(Data items)
○ ○ ○ ○ ○
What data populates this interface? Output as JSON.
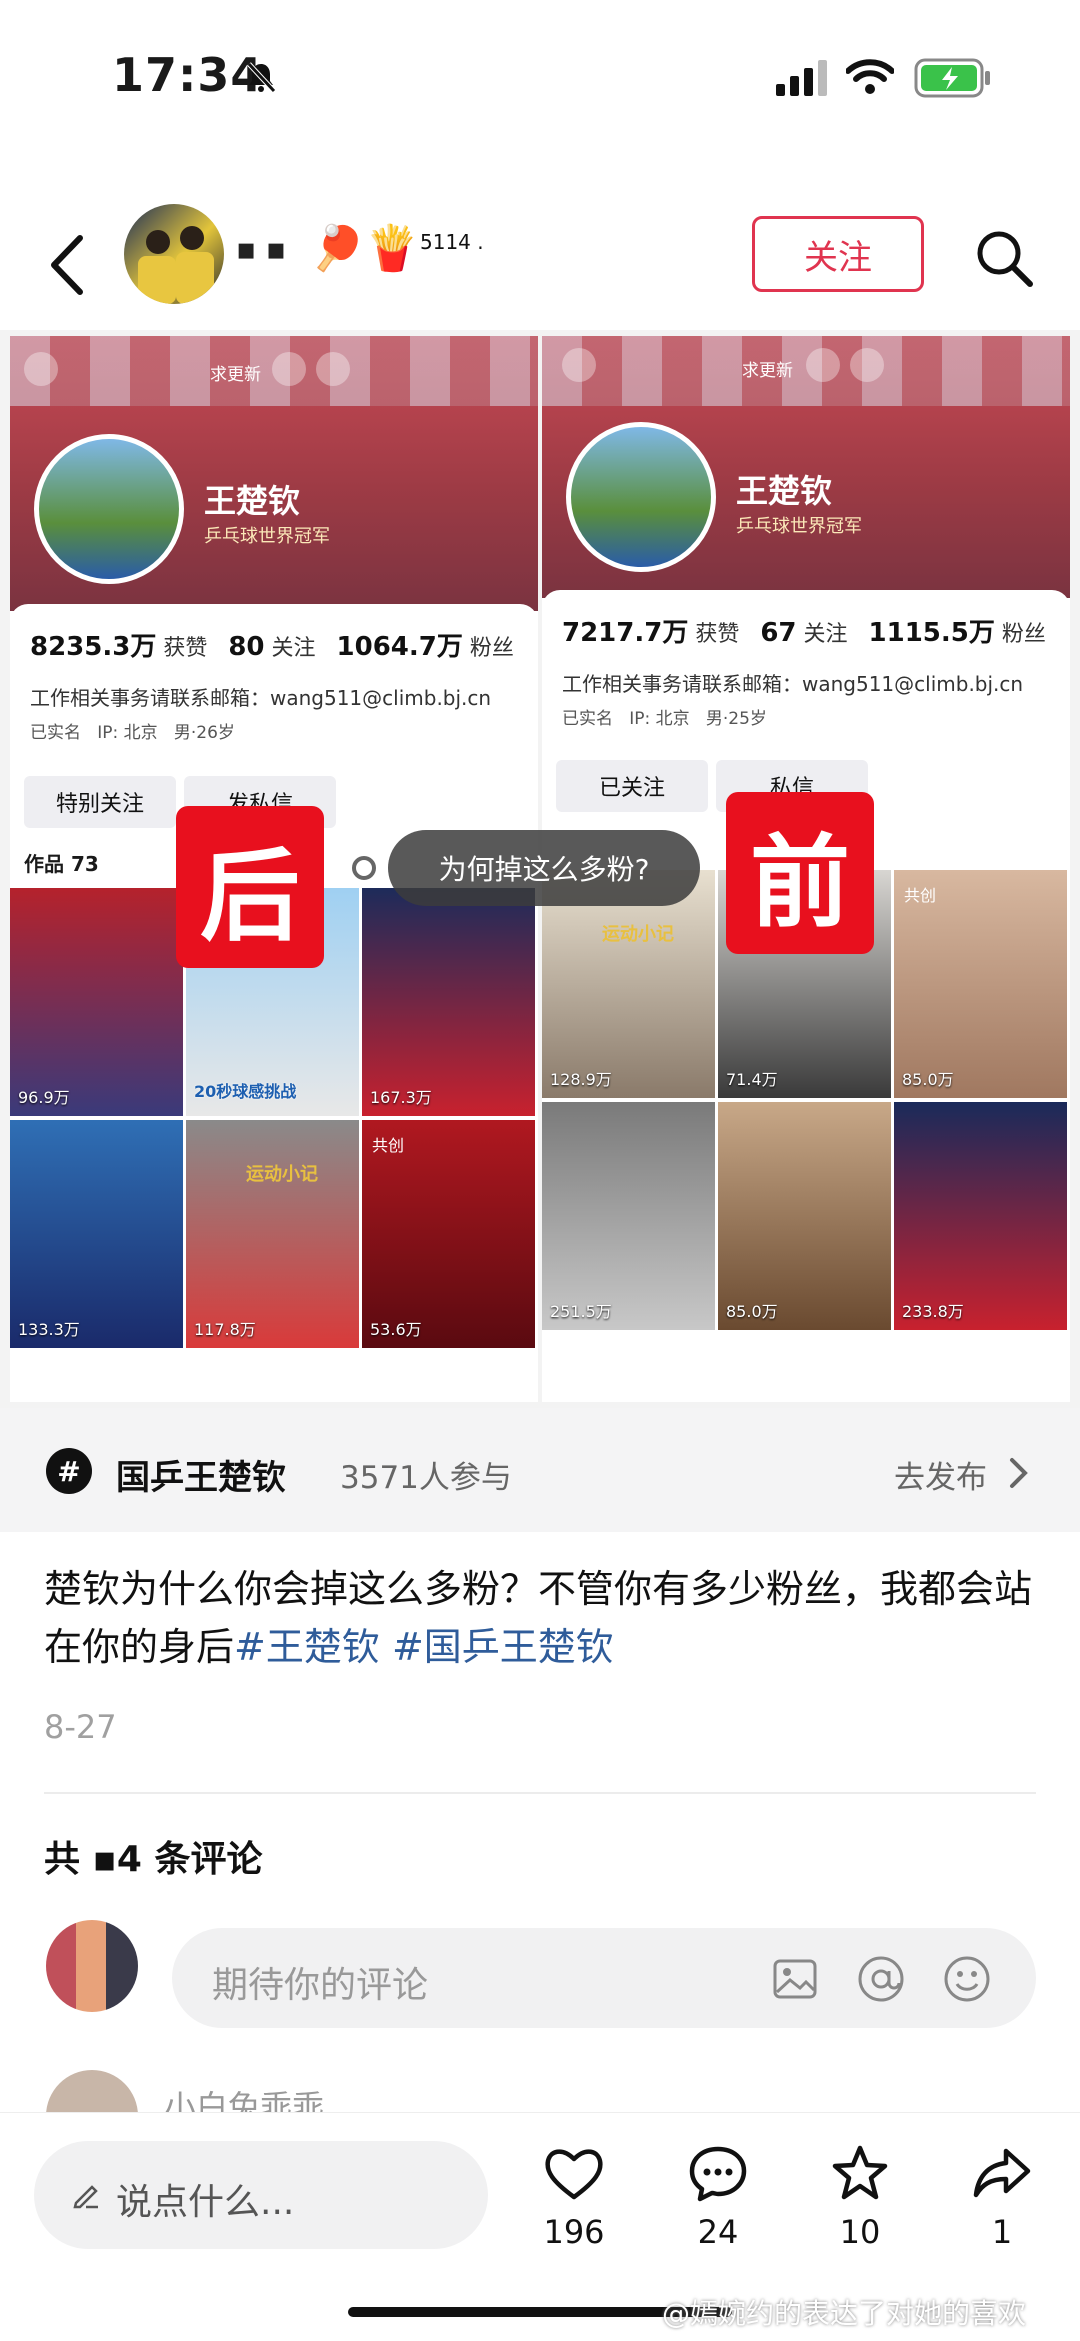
{
  "status_bar": {
    "time": "17:34"
  },
  "header": {
    "name": "▪ ▪",
    "emoji": "🏓🍟",
    "count_suffix": "5114 .",
    "follow_label": "关注"
  },
  "screenshot": {
    "left_tag": "后",
    "right_tag": "前",
    "bubble_text": "为何掉这么多粉?",
    "left_panel": {
      "top_right_action": "求更新",
      "name": "王楚钦",
      "verified": "乒乓球世界冠军",
      "likes": "8235.3万",
      "likes_label": "获赞",
      "following": "80",
      "following_label": "关注",
      "fans": "1064.7万",
      "fans_label": "粉丝",
      "email_line": "工作相关事务请联系邮箱：wang511@climb.bj.cn",
      "chip_realname": "已实名",
      "chip_ip": "IP: 北京",
      "chip_gender": "男·26岁",
      "btn_follow": "特别关注",
      "btn_msg": "发私信",
      "works": "作品 73",
      "cells": [
        {
          "likes": "96.9万",
          "caption": ""
        },
        {
          "likes": "",
          "caption": "20秒球感挑战"
        },
        {
          "likes": "167.3万",
          "caption": ""
        },
        {
          "likes": "133.3万",
          "caption": ""
        },
        {
          "likes": "117.8万",
          "caption": "运动小记"
        },
        {
          "likes": "53.6万",
          "caption": "共创"
        }
      ]
    },
    "right_panel": {
      "top_right_action": "求更新",
      "name": "王楚钦",
      "verified": "乒乓球世界冠军",
      "likes": "7217.7万",
      "likes_label": "获赞",
      "following": "67",
      "following_label": "关注",
      "fans": "1115.5万",
      "fans_label": "粉丝",
      "email_line": "工作相关事务请联系邮箱：wang511@climb.bj.cn",
      "chip_realname": "已实名",
      "chip_ip": "IP: 北京",
      "chip_gender": "男·25岁",
      "btn_follow": "已关注",
      "btn_msg": "私信",
      "cells": [
        {
          "likes": "128.9万",
          "caption": "运动小记"
        },
        {
          "likes": "71.4万",
          "caption": ""
        },
        {
          "likes": "85.0万",
          "caption": "共创"
        },
        {
          "likes": "251.5万",
          "caption": ""
        },
        {
          "likes": "85.0万",
          "caption": ""
        },
        {
          "likes": "233.8万",
          "caption": ""
        }
      ]
    }
  },
  "topic": {
    "name": "国乒王楚钦",
    "participants": "3571人参与",
    "action": "去发布"
  },
  "post": {
    "text": "楚钦为什么你会掉这么多粉？不管你有多少粉丝，我都会站在你的身后",
    "tag1": "#王楚钦",
    "tag2": "#国乒王楚钦",
    "date": "8-27"
  },
  "comments": {
    "count_label": "共 ▪4 条评论",
    "placeholder": "期待你的评论",
    "first_user": "小白兔乖乖"
  },
  "bottom_bar": {
    "say_placeholder": "说点什么...",
    "likes": "196",
    "comments": "24",
    "favorites": "10",
    "shares": "1"
  },
  "watermark": "@嫣婉约的表达了对她的喜欢",
  "colors": {
    "accent": "#e0344f",
    "tag_red": "#e8101e",
    "link": "#2f5c9a"
  }
}
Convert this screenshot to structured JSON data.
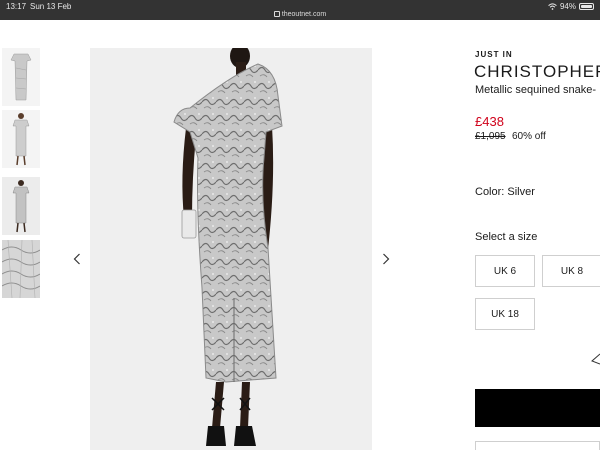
{
  "status_bar": {
    "time": "13:17",
    "date": "Sun 13 Feb",
    "url": "theoutnet.com",
    "battery": "94%",
    "battery_level": 0.94
  },
  "gallery": {
    "thumbnails": [
      {
        "name": "front-full-length"
      },
      {
        "name": "front-on-model"
      },
      {
        "name": "back-on-model"
      },
      {
        "name": "fabric-detail"
      }
    ],
    "prev_icon": "chevron-left-icon",
    "next_icon": "chevron-right-icon"
  },
  "product": {
    "badge": "JUST IN",
    "brand": "CHRISTOPHER",
    "title": "Metallic sequined snake-",
    "price": "£438",
    "original_price": "£1,095",
    "discount": "60% off",
    "color_label": "Color: Silver",
    "size_label": "Select a size",
    "sizes": [
      "UK 6",
      "UK 8",
      "UK 18"
    ]
  },
  "colors": {
    "sale_red": "#d0021b",
    "status_bar": "#333333"
  }
}
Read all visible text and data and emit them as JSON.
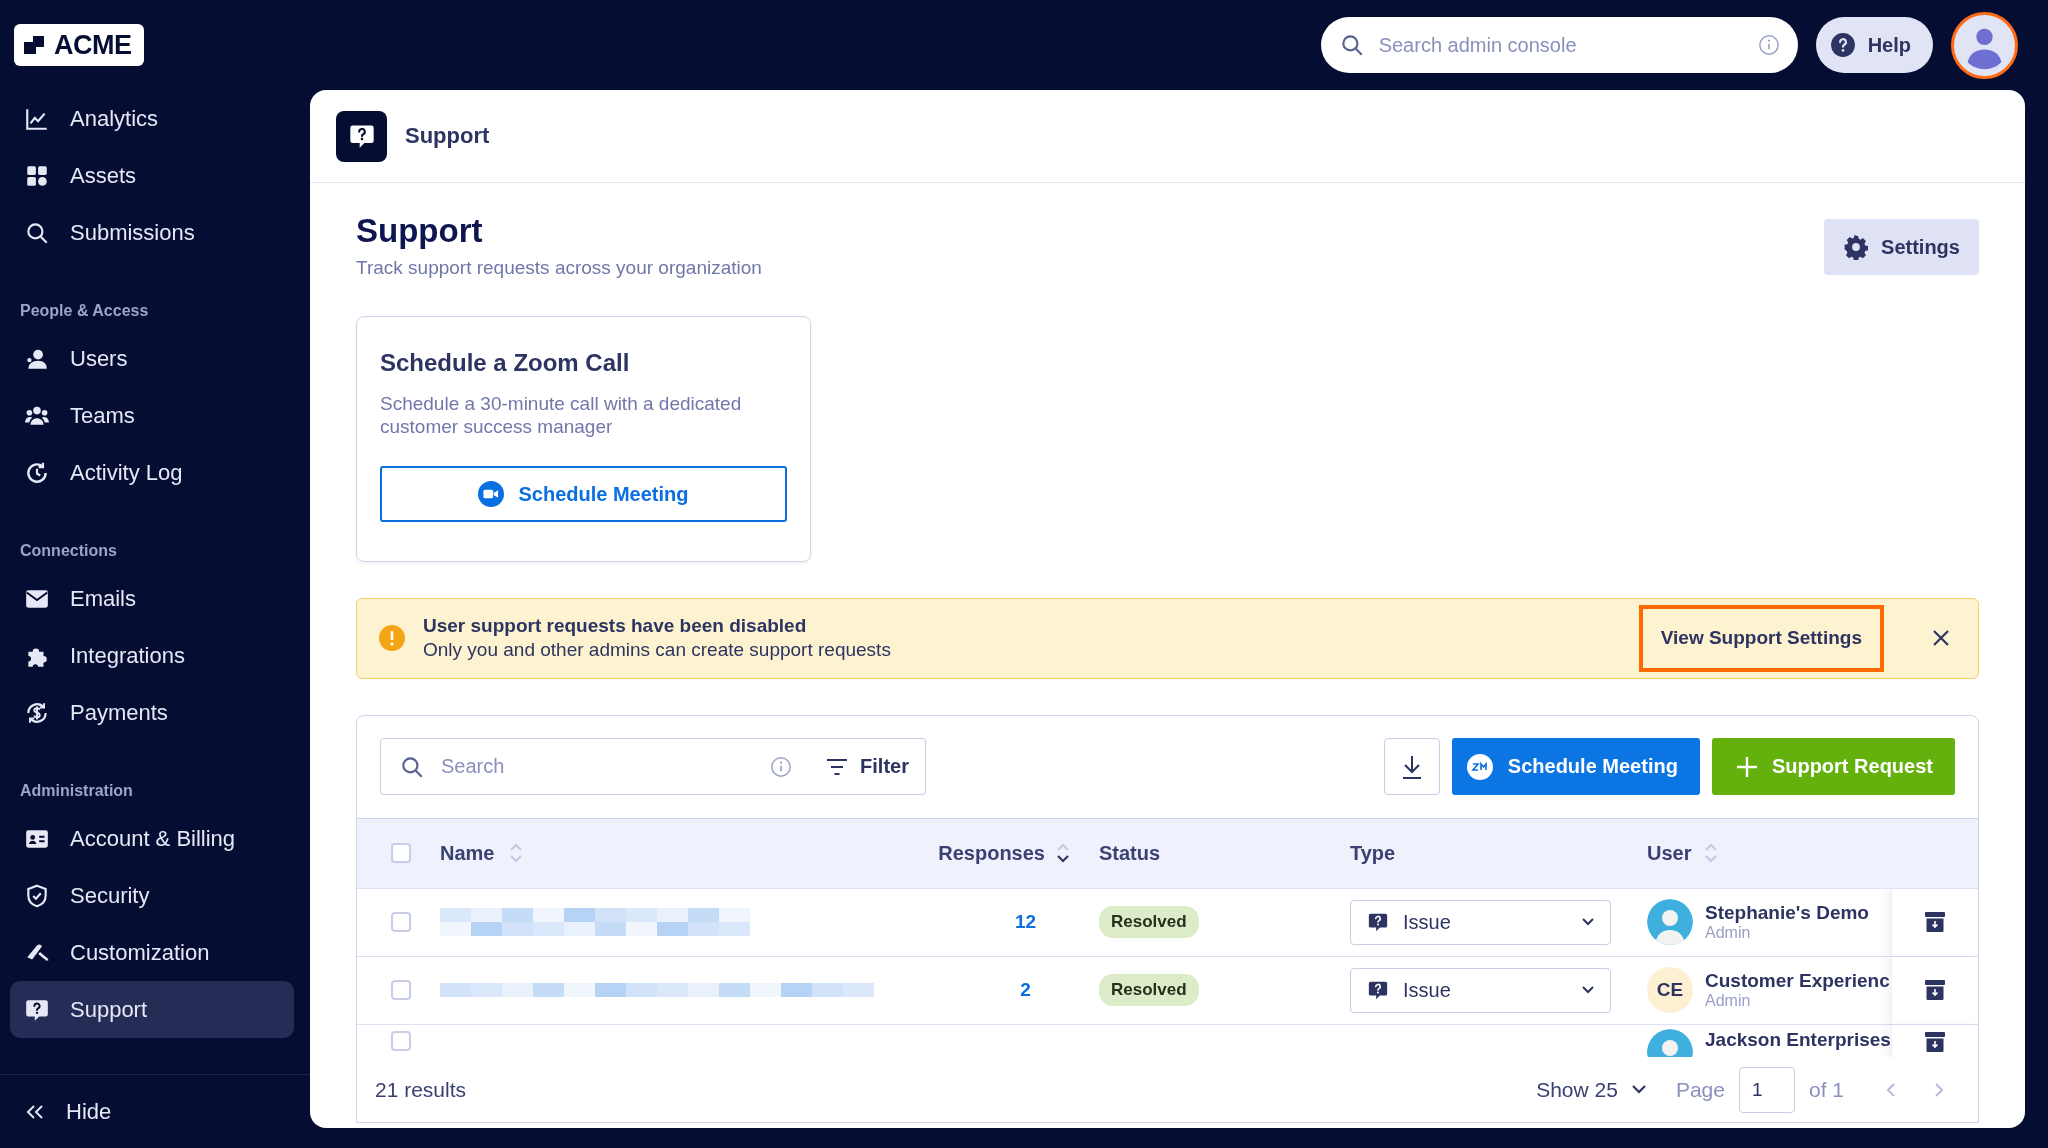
{
  "topbar": {
    "logo": "ACME",
    "search": {
      "placeholder": "Search admin console"
    },
    "help": "Help"
  },
  "sidebar": {
    "sections": [
      {
        "items": [
          {
            "label": "Analytics",
            "selected": false
          },
          {
            "label": "Assets",
            "selected": false
          },
          {
            "label": "Submissions",
            "selected": false
          }
        ]
      },
      {
        "heading": "People & Access",
        "items": [
          {
            "label": "Users",
            "selected": false
          },
          {
            "label": "Teams",
            "selected": false
          },
          {
            "label": "Activity Log",
            "selected": false
          }
        ]
      },
      {
        "heading": "Connections",
        "items": [
          {
            "label": "Emails",
            "selected": false
          },
          {
            "label": "Integrations",
            "selected": false
          },
          {
            "label": "Payments",
            "selected": false
          }
        ]
      },
      {
        "heading": "Administration",
        "items": [
          {
            "label": "Account & Billing",
            "selected": false
          },
          {
            "label": "Security",
            "selected": false
          },
          {
            "label": "Customization",
            "selected": false
          },
          {
            "label": "Support",
            "selected": true
          }
        ]
      }
    ],
    "hide": "Hide"
  },
  "page": {
    "breadcrumb": "Support",
    "title": "Support",
    "subtitle": "Track support requests across your organization",
    "settings": "Settings",
    "zoom_card": {
      "title": "Schedule a Zoom Call",
      "text": "Schedule a 30-minute call with a dedicated customer success manager",
      "button": "Schedule Meeting"
    },
    "banner": {
      "title": "User support requests have been disabled",
      "text": "Only you and other admins can create support requests",
      "action": "View Support Settings",
      "highlighted": true
    },
    "table": {
      "search": {
        "placeholder": "Search"
      },
      "filter": "Filter",
      "schedule": "Schedule Meeting",
      "new_request": "Support Request",
      "all_checked": false,
      "columns": [
        {
          "label": "Name",
          "sortable": true,
          "sorted": false
        },
        {
          "label": "Responses",
          "sortable": true,
          "sorted": true
        },
        {
          "label": "Status",
          "sortable": false
        },
        {
          "label": "Type",
          "sortable": false
        },
        {
          "label": "User",
          "sortable": true,
          "sorted": false
        }
      ],
      "rows": [
        {
          "checked": false,
          "name_redacted": true,
          "responses": "12",
          "status": "Resolved",
          "type": "Issue",
          "user": "Stephanie's Demo",
          "role": "Admin"
        },
        {
          "checked": false,
          "name_redacted": true,
          "responses": "2",
          "status": "Resolved",
          "type": "Issue",
          "user": "Customer Experienc",
          "role": "Admin",
          "initials": "CE"
        },
        {
          "checked": false,
          "user": "Jackson Enterprises"
        }
      ],
      "results": "21 results",
      "page_size": "Show 25",
      "page_label": "Page",
      "page": "1",
      "page_total": "of 1"
    }
  }
}
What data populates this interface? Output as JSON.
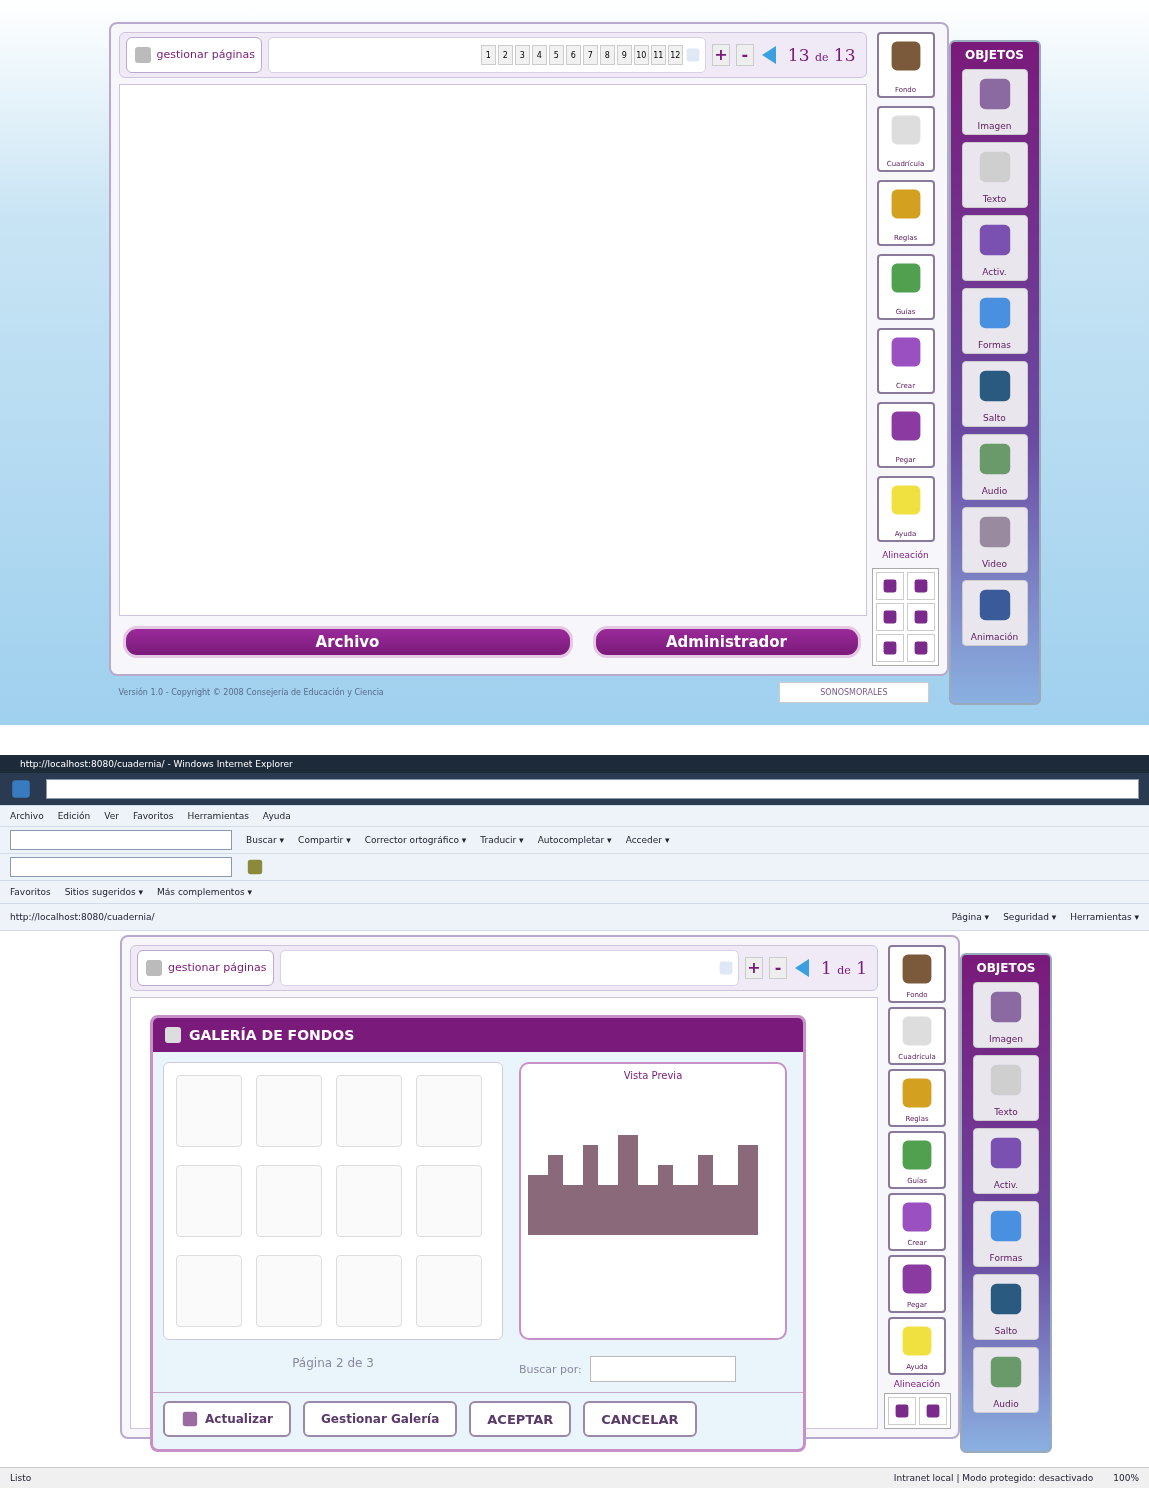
○ ○ ○ ○ ○
▸ What the task requires: Copy every line in the entries above that has the string "Settings" in it.

▸ Reply:
    "settings": "Settings",
      "action": "View Support Settings",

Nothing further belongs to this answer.